* Exercise requirements:
Check every line below for the word "JSON" and copy the ones that have it.

* Data provided:
★ ★ ★

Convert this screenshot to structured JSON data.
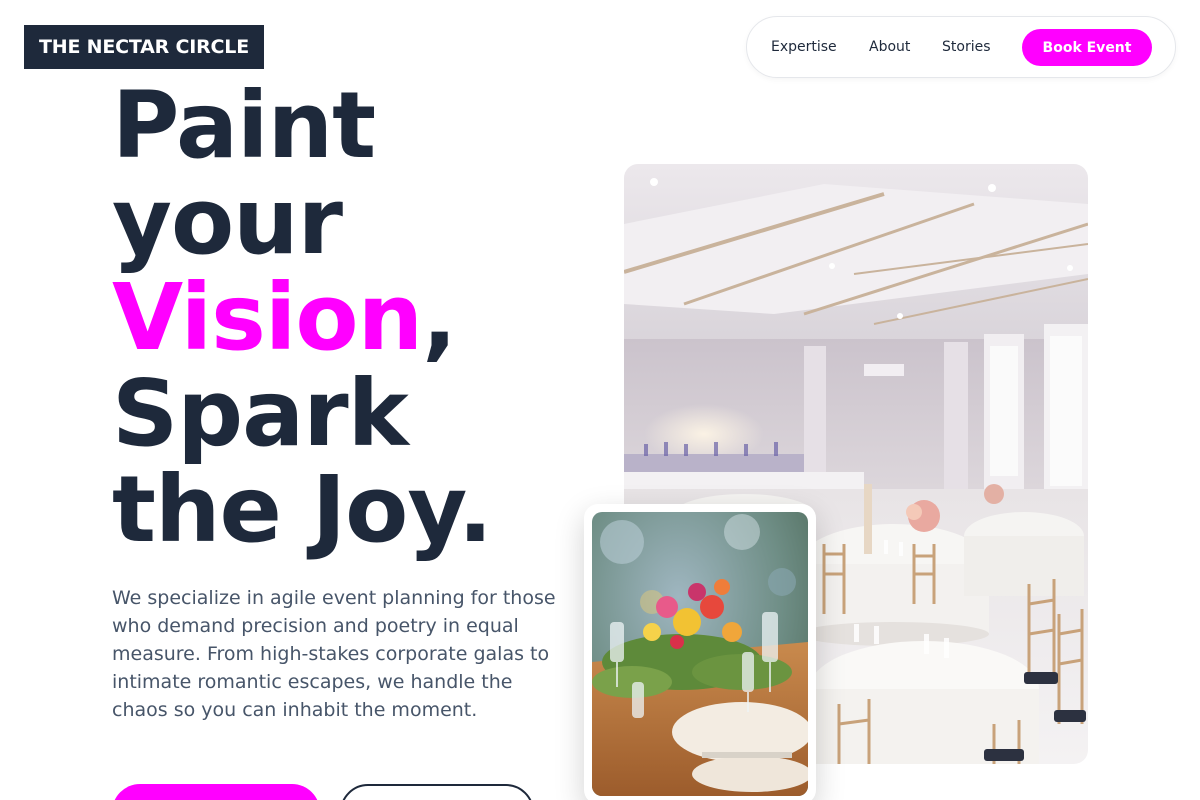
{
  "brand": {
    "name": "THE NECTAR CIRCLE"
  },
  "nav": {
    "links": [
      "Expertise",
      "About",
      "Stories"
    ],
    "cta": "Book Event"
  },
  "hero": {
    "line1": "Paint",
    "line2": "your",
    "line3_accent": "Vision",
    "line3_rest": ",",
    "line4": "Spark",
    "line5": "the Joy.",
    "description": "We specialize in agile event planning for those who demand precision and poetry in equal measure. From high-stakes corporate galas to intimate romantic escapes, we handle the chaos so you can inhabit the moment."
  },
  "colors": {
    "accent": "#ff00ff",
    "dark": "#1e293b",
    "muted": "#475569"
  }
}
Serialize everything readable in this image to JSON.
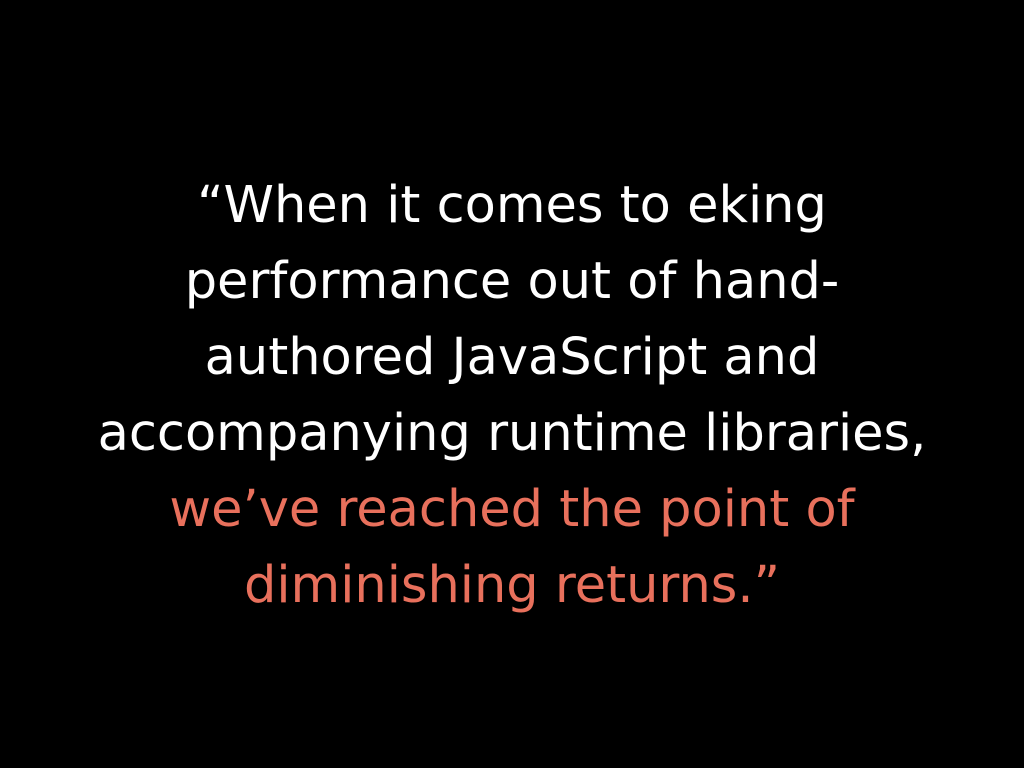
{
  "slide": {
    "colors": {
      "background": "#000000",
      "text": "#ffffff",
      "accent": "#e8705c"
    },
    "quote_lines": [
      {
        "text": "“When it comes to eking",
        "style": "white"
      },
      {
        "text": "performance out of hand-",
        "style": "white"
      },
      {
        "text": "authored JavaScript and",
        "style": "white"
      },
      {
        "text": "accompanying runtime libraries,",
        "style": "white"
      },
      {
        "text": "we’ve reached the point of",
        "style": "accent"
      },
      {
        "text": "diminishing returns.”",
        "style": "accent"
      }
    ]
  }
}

★ ★ ★

* Answer to this problem:
Convert this screenshot to structured JSON data.
Serialize everything readable in this image to JSON.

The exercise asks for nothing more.